··· Task data
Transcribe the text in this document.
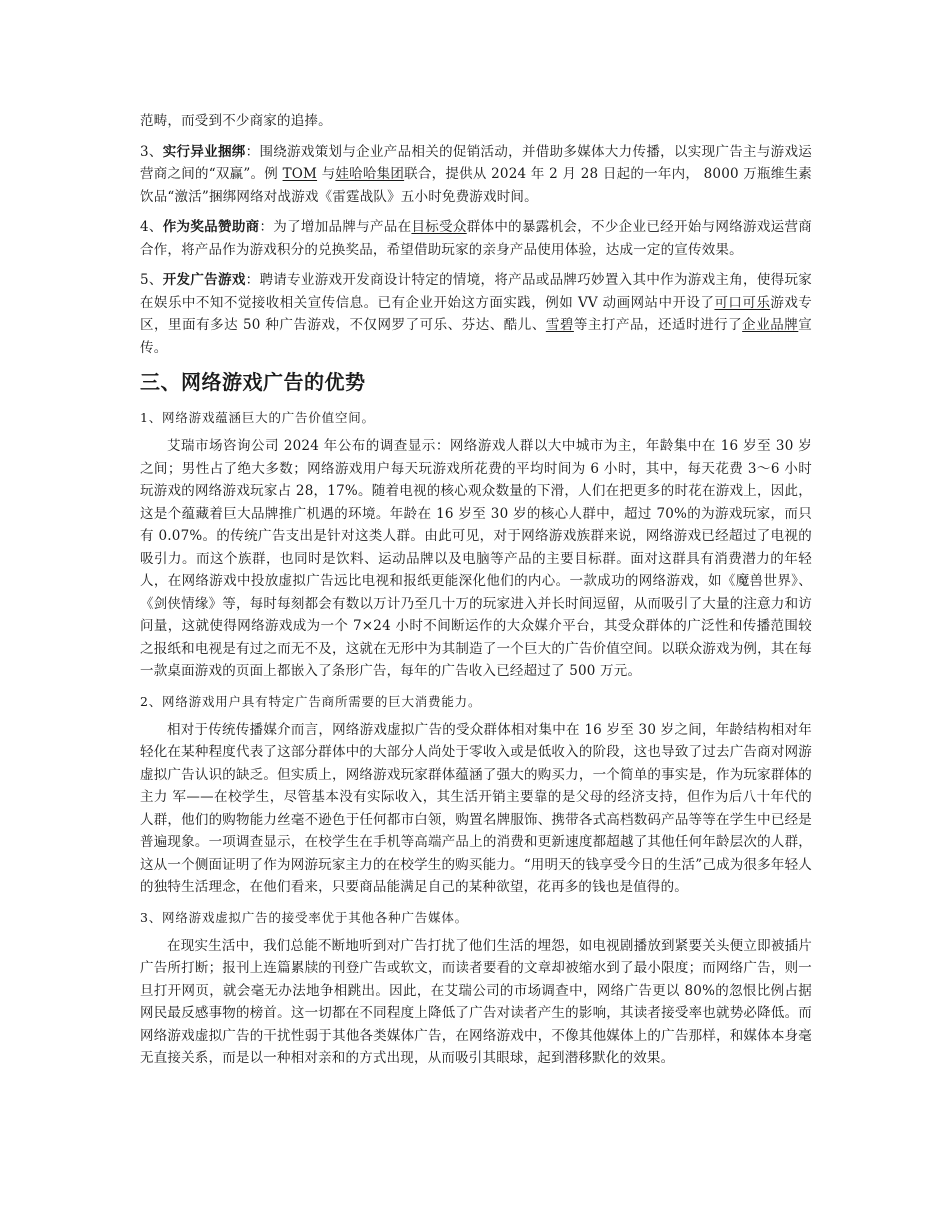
范畴，而受到不少商家的追捧。

3、实行异业捆绑：围绕游戏策划与企业产品相关的促销活动，并借助多媒体大力传播，以实现广告主与游戏运营商之间的“双赢”。例 TOM 与娃哈哈集团联合，提供从 2024 年 2 月 28 日起的一年内， 8000 万瓶维生素饮品“激活”捆绑网络对战游戏《雷霆战队》五小时免费游戏时间。

4、作为奖品赞助商：为了增加品牌与产品在目标受众群体中的暴露机会，不少企业已经开始与网络游戏运营商合作，将产品作为游戏积分的兑换奖品，希望借助玩家的亲身产品使用体验，达成一定的宣传效果。

5、开发广告游戏：聘请专业游戏开发商设计特定的情境，将产品或品牌巧妙置入其中作为游戏主角，使得玩家在娱乐中不知不觉接收相关宣传信息。已有企业开始这方面实践，例如 VV 动画网站中开设了可口可乐游戏专区，里面有多达 50 种广告游戏，不仅网罗了可乐、芬达、酷儿、雪碧等主打产品，还适时进行了企业品牌宣传。

三、网络游戏广告的优势

1、网络游戏蕴涵巨大的广告价值空间。

艾瑞市场咨询公司 2024 年公布的调查显示：网络游戏人群以大中城市为主，年龄集中在 16 岁至 30 岁之间；男性占了绝大多数；网络游戏用户每天玩游戏所花费的平均时间为 6 小时，其中，每天花费 3～6 小时玩游戏的网络游戏玩家占 28，17%。随着电视的核心观众数量的下滑，人们在把更多的时花在游戏上，因此，这是个蕴藏着巨大品牌推广机遇的环境。年龄在 16 岁至 30 岁的核心人群中，超过 70%的为游戏玩家，而只有 0.07%。的传统广告支出是针对这类人群。由此可见，对于网络游戏族群来说，网络游戏已经超过了电视的吸引力。而这个族群，也同时是饮料、运动品牌以及电脑等产品的主要目标群。面对这群具有消费潜力的年轻人，在网络游戏中投放虚拟广告远比电视和报纸更能深化他们的内心。一款成功的网络游戏，如《魔兽世界》、《剑侠情缘》等，每时每刻都会有数以万计乃至几十万的玩家进入并长时间逗留，从而吸引了大量的注意力和访问量，这就使得网络游戏成为一个 7×24 小时不间断运作的大众媒介平台，其受众群体的广泛性和传播范围较之报纸和电视是有过之而无不及，这就在无形中为其制造了一个巨大的广告价值空间。以联众游戏为例，其在每一款桌面游戏的页面上都嵌入了条形广告，每年的广告收入已经超过了 500 万元。

2、网络游戏用户具有特定广告商所需要的巨大消费能力。

相对于传统传播媒介而言，网络游戏虚拟广告的受众群体相对集中在 16 岁至 30 岁之间，年龄结构相对年轻化在某种程度代表了这部分群体中的大部分人尚处于零收入或是低收入的阶段，这也导致了过去广告商对网游虚拟广告认识的缺乏。但实质上，网络游戏玩家群体蕴涵了强大的购买力，一个简单的事实是，作为玩家群体的主力 军——在校学生，尽管基本没有实际收入，其生活开销主要靠的是父母的经济支持，但作为后八十年代的人群，他们的购物能力丝毫不逊色于任何都市白领，购置名牌服饰、携带各式高档数码产品等等在学生中已经是普遍现象。一项调查显示，在校学生在手机等高端产品上的消费和更新速度都超越了其他任何年龄层次的人群，这从一个侧面证明了作为网游玩家主力的在校学生的购买能力。“用明天的钱享受今日的生活”己成为很多年轻人的独特生活理念，在他们看来，只要商品能满足自己的某种欲望，花再多的钱也是值得的。

3、网络游戏虚拟广告的接受率优于其他各种广告媒体。

在现实生活中，我们总能不断地听到对广告打扰了他们生活的埋怨，如电视剧播放到紧要关头便立即被插片广告所打断；报刊上连篇累牍的刊登广告或软文，而读者要看的文章却被缩水到了最小限度；而网络广告，则一旦打开网页，就会毫无办法地争相跳出。因此，在艾瑞公司的市场调查中，网络广告更以 80%的忽恨比例占据网民最反感事物的榜首。这一切都在不同程度上降低了广告对读者产生的影响，其读者接受率也就势必降低。而网络游戏虚拟广告的干扰性弱于其他各类媒体广告，在网络游戏中，不像其他媒体上的广告那样，和媒体本身毫无直接关系，而是以一种相对亲和的方式出现，从而吸引其眼球，起到潜移默化的效果。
······
§ Task brief: All the lines above are to be reproduced exactly, except the pictures.

§ Complete response:
Transcribe the text in this document.
范畴，而受到不少商家的追捧。

3、实行异业捆绑：围绕游戏策划与企业产品相关的促销活动，并借助多媒体大力传播，以实现广告主与游戏运营商之间的“双赢”。例 TOM 与娃哈哈集团联合，提供从 2024 年 2 月 28 日起的一年内， 8000 万瓶维生素饮品“激活”捆绑网络对战游戏《雷霆战队》五小时免费游戏时间。

4、作为奖品赞助商：为了增加品牌与产品在目标受众群体中的暴露机会，不少企业已经开始与网络游戏运营商合作，将产品作为游戏积分的兑换奖品，希望借助玩家的亲身产品使用体验，达成一定的宣传效果。

5、开发广告游戏：聘请专业游戏开发商设计特定的情境，将产品或品牌巧妙置入其中作为游戏主角，使得玩家在娱乐中不知不觉接收相关宣传信息。已有企业开始这方面实践，例如 VV 动画网站中开设了可口可乐游戏专区，里面有多达 50 种广告游戏，不仅网罗了可乐、芬达、酷儿、雪碧等主打产品，还适时进行了企业品牌宣传。

三、网络游戏广告的优势

1、网络游戏蕴涵巨大的广告价值空间。

艾瑞市场咨询公司 2024 年公布的调查显示：网络游戏人群以大中城市为主，年龄集中在 16 岁至 30 岁之间；男性占了绝大多数；网络游戏用户每天玩游戏所花费的平均时间为 6 小时，其中，每天花费 3～6 小时玩游戏的网络游戏玩家占 28，17%。随着电视的核心观众数量的下滑，人们在把更多的时花在游戏上，因此，这是个蕴藏着巨大品牌推广机遇的环境。年龄在 16 岁至 30 岁的核心人群中，超过 70%的为游戏玩家，而只有 0.07%。的传统广告支出是针对这类人群。由此可见，对于网络游戏族群来说，网络游戏已经超过了电视的吸引力。而这个族群，也同时是饮料、运动品牌以及电脑等产品的主要目标群。面对这群具有消费潜力的年轻人，在网络游戏中投放虚拟广告远比电视和报纸更能深化他们的内心。一款成功的网络游戏，如《魔兽世界》、《剑侠情缘》等，每时每刻都会有数以万计乃至几十万的玩家进入并长时间逗留，从而吸引了大量的注意力和访问量，这就使得网络游戏成为一个 7×24 小时不间断运作的大众媒介平台，其受众群体的广泛性和传播范围较之报纸和电视是有过之而无不及，这就在无形中为其制造了一个巨大的广告价值空间。以联众游戏为例，其在每一款桌面游戏的页面上都嵌入了条形广告，每年的广告收入已经超过了 500 万元。

2、网络游戏用户具有特定广告商所需要的巨大消费能力。

相对于传统传播媒介而言，网络游戏虚拟广告的受众群体相对集中在 16 岁至 30 岁之间，年龄结构相对年轻化在某种程度代表了这部分群体中的大部分人尚处于零收入或是低收入的阶段，这也导致了过去广告商对网游虚拟广告认识的缺乏。但实质上，网络游戏玩家群体蕴涵了强大的购买力，一个简单的事实是，作为玩家群体的主力 军——在校学生，尽管基本没有实际收入，其生活开销主要靠的是父母的经济支持，但作为后八十年代的人群，他们的购物能力丝毫不逊色于任何都市白领，购置名牌服饰、携带各式高档数码产品等等在学生中已经是普遍现象。一项调查显示，在校学生在手机等高端产品上的消费和更新速度都超越了其他任何年龄层次的人群，这从一个侧面证明了作为网游玩家主力的在校学生的购买能力。“用明天的钱享受今日的生活”己成为很多年轻人的独特生活理念，在他们看来，只要商品能满足自己的某种欲望，花再多的钱也是值得的。

3、网络游戏虚拟广告的接受率优于其他各种广告媒体。

在现实生活中，我们总能不断地听到对广告打扰了他们生活的埋怨，如电视剧播放到紧要关头便立即被插片广告所打断；报刊上连篇累牍的刊登广告或软文，而读者要看的文章却被缩水到了最小限度；而网络广告，则一旦打开网页，就会毫无办法地争相跳出。因此，在艾瑞公司的市场调查中，网络广告更以 80%的忽恨比例占据网民最反感事物的榜首。这一切都在不同程度上降低了广告对读者产生的影响，其读者接受率也就势必降低。而网络游戏虚拟广告的干扰性弱于其他各类媒体广告，在网络游戏中，不像其他媒体上的广告那样，和媒体本身毫无直接关系，而是以一种相对亲和的方式出现，从而吸引其眼球，起到潜移默化的效果。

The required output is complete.